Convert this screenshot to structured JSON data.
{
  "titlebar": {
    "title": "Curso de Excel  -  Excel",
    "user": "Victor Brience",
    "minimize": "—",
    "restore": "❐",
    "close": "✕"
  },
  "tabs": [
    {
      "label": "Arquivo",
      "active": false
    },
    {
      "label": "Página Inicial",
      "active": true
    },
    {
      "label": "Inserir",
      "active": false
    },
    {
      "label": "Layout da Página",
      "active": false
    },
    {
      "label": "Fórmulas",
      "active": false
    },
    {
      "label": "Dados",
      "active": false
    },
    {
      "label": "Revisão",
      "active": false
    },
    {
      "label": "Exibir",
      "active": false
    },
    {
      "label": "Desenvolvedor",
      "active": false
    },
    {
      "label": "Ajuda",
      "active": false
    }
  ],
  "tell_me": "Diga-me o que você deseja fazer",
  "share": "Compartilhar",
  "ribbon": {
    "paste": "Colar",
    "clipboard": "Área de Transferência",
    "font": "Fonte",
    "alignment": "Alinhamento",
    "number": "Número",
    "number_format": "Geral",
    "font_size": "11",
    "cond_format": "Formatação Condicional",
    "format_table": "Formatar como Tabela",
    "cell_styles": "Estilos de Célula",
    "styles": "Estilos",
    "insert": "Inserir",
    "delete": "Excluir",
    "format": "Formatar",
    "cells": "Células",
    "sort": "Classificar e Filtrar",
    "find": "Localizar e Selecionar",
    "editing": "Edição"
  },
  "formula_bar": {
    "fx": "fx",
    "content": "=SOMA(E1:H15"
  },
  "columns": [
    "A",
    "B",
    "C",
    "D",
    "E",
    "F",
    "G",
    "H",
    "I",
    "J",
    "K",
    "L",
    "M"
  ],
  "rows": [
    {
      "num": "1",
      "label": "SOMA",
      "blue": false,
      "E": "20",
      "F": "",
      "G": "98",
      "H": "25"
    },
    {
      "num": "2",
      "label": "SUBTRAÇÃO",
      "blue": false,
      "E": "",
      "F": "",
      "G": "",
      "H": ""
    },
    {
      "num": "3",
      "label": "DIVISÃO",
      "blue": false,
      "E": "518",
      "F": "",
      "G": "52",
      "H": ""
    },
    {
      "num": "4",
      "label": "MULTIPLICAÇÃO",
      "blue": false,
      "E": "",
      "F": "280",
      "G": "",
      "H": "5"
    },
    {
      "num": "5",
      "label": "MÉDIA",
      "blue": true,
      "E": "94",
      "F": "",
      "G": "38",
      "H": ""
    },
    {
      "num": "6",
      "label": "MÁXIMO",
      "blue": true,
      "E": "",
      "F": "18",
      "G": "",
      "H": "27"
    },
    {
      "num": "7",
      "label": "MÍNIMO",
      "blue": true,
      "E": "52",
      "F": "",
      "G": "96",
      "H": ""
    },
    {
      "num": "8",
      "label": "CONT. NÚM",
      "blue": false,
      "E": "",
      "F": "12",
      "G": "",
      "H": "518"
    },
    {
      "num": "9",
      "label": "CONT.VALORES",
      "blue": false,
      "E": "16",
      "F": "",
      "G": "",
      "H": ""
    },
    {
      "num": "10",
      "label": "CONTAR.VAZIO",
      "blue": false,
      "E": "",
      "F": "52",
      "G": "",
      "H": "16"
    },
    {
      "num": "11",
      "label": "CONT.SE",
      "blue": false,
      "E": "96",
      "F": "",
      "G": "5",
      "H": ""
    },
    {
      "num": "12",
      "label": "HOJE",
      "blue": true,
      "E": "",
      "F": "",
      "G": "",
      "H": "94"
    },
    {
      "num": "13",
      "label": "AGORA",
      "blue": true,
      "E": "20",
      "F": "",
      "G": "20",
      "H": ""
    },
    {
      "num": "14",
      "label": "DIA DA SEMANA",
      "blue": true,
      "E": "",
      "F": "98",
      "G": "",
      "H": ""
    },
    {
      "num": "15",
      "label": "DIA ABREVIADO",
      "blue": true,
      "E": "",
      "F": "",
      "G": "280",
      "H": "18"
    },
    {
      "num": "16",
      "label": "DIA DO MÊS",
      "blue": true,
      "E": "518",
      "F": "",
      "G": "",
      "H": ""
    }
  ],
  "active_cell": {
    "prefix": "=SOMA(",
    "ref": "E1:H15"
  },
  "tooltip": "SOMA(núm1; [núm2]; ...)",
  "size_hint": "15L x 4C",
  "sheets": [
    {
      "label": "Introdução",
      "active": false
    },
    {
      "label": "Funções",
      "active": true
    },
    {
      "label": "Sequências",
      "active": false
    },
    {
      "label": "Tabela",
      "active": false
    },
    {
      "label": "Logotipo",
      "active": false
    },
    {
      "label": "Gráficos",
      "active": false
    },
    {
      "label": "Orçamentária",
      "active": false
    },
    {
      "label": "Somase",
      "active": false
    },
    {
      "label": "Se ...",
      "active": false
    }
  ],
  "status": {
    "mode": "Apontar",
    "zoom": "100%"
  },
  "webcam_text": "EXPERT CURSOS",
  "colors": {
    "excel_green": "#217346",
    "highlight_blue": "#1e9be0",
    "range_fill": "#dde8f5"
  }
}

★ ★ ★ ★ ★

What you should do: Please output every record, keeping each line exact.

Output below:
Convert this screenshot to structured JSON data.
{
  "titlebar": {
    "title": "Curso de Excel  -  Excel",
    "user": "Victor Brience",
    "minimize": "—",
    "restore": "❐",
    "close": "✕"
  },
  "tabs": [
    {
      "label": "Arquivo",
      "active": false
    },
    {
      "label": "Página Inicial",
      "active": true
    },
    {
      "label": "Inserir",
      "active": false
    },
    {
      "label": "Layout da Página",
      "active": false
    },
    {
      "label": "Fórmulas",
      "active": false
    },
    {
      "label": "Dados",
      "active": false
    },
    {
      "label": "Revisão",
      "active": false
    },
    {
      "label": "Exibir",
      "active": false
    },
    {
      "label": "Desenvolvedor",
      "active": false
    },
    {
      "label": "Ajuda",
      "active": false
    }
  ],
  "tell_me": "Diga-me o que você deseja fazer",
  "share": "Compartilhar",
  "ribbon": {
    "paste": "Colar",
    "clipboard": "Área de Transferência",
    "font": "Fonte",
    "alignment": "Alinhamento",
    "number": "Número",
    "number_format": "Geral",
    "font_size": "11",
    "cond_format": "Formatação Condicional",
    "format_table": "Formatar como Tabela",
    "cell_styles": "Estilos de Célula",
    "styles": "Estilos",
    "insert": "Inserir",
    "delete": "Excluir",
    "format": "Formatar",
    "cells": "Células",
    "sort": "Classificar e Filtrar",
    "find": "Localizar e Selecionar",
    "editing": "Edição"
  },
  "formula_bar": {
    "fx": "fx",
    "content": "=SOMA(E1:H15"
  },
  "columns": [
    "A",
    "B",
    "C",
    "D",
    "E",
    "F",
    "G",
    "H",
    "I",
    "J",
    "K",
    "L",
    "M"
  ],
  "rows": [
    {
      "num": "1",
      "label": "SOMA",
      "blue": false,
      "E": "20",
      "F": "",
      "G": "98",
      "H": "25"
    },
    {
      "num": "2",
      "label": "SUBTRAÇÃO",
      "blue": false,
      "E": "",
      "F": "",
      "G": "",
      "H": ""
    },
    {
      "num": "3",
      "label": "DIVISÃO",
      "blue": false,
      "E": "518",
      "F": "",
      "G": "52",
      "H": ""
    },
    {
      "num": "4",
      "label": "MULTIPLICAÇÃO",
      "blue": false,
      "E": "",
      "F": "280",
      "G": "",
      "H": "5"
    },
    {
      "num": "5",
      "label": "MÉDIA",
      "blue": true,
      "E": "94",
      "F": "",
      "G": "38",
      "H": ""
    },
    {
      "num": "6",
      "label": "MÁXIMO",
      "blue": true,
      "E": "",
      "F": "18",
      "G": "",
      "H": "27"
    },
    {
      "num": "7",
      "label": "MÍNIMO",
      "blue": true,
      "E": "52",
      "F": "",
      "G": "96",
      "H": ""
    },
    {
      "num": "8",
      "label": "CONT. NÚM",
      "blue": false,
      "E": "",
      "F": "12",
      "G": "",
      "H": "518"
    },
    {
      "num": "9",
      "label": "CONT.VALORES",
      "blue": false,
      "E": "16",
      "F": "",
      "G": "",
      "H": ""
    },
    {
      "num": "10",
      "label": "CONTAR.VAZIO",
      "blue": false,
      "E": "",
      "F": "52",
      "G": "",
      "H": "16"
    },
    {
      "num": "11",
      "label": "CONT.SE",
      "blue": false,
      "E": "96",
      "F": "",
      "G": "5",
      "H": ""
    },
    {
      "num": "12",
      "label": "HOJE",
      "blue": true,
      "E": "",
      "F": "",
      "G": "",
      "H": "94"
    },
    {
      "num": "13",
      "label": "AGORA",
      "blue": true,
      "E": "20",
      "F": "",
      "G": "20",
      "H": ""
    },
    {
      "num": "14",
      "label": "DIA DA SEMANA",
      "blue": true,
      "E": "",
      "F": "98",
      "G": "",
      "H": ""
    },
    {
      "num": "15",
      "label": "DIA ABREVIADO",
      "blue": true,
      "E": "",
      "F": "",
      "G": "280",
      "H": "18"
    },
    {
      "num": "16",
      "label": "DIA DO MÊS",
      "blue": true,
      "E": "518",
      "F": "",
      "G": "",
      "H": ""
    }
  ],
  "active_cell": {
    "prefix": "=SOMA(",
    "ref": "E1:H15"
  },
  "tooltip": "SOMA(núm1; [núm2]; ...)",
  "size_hint": "15L x 4C",
  "sheets": [
    {
      "label": "Introdução",
      "active": false
    },
    {
      "label": "Funções",
      "active": true
    },
    {
      "label": "Sequências",
      "active": false
    },
    {
      "label": "Tabela",
      "active": false
    },
    {
      "label": "Logotipo",
      "active": false
    },
    {
      "label": "Gráficos",
      "active": false
    },
    {
      "label": "Orçamentária",
      "active": false
    },
    {
      "label": "Somase",
      "active": false
    },
    {
      "label": "Se ...",
      "active": false
    }
  ],
  "status": {
    "mode": "Apontar",
    "zoom": "100%"
  },
  "webcam_text": "EXPERT CURSOS",
  "colors": {
    "excel_green": "#217346",
    "highlight_blue": "#1e9be0",
    "range_fill": "#dde8f5"
  }
}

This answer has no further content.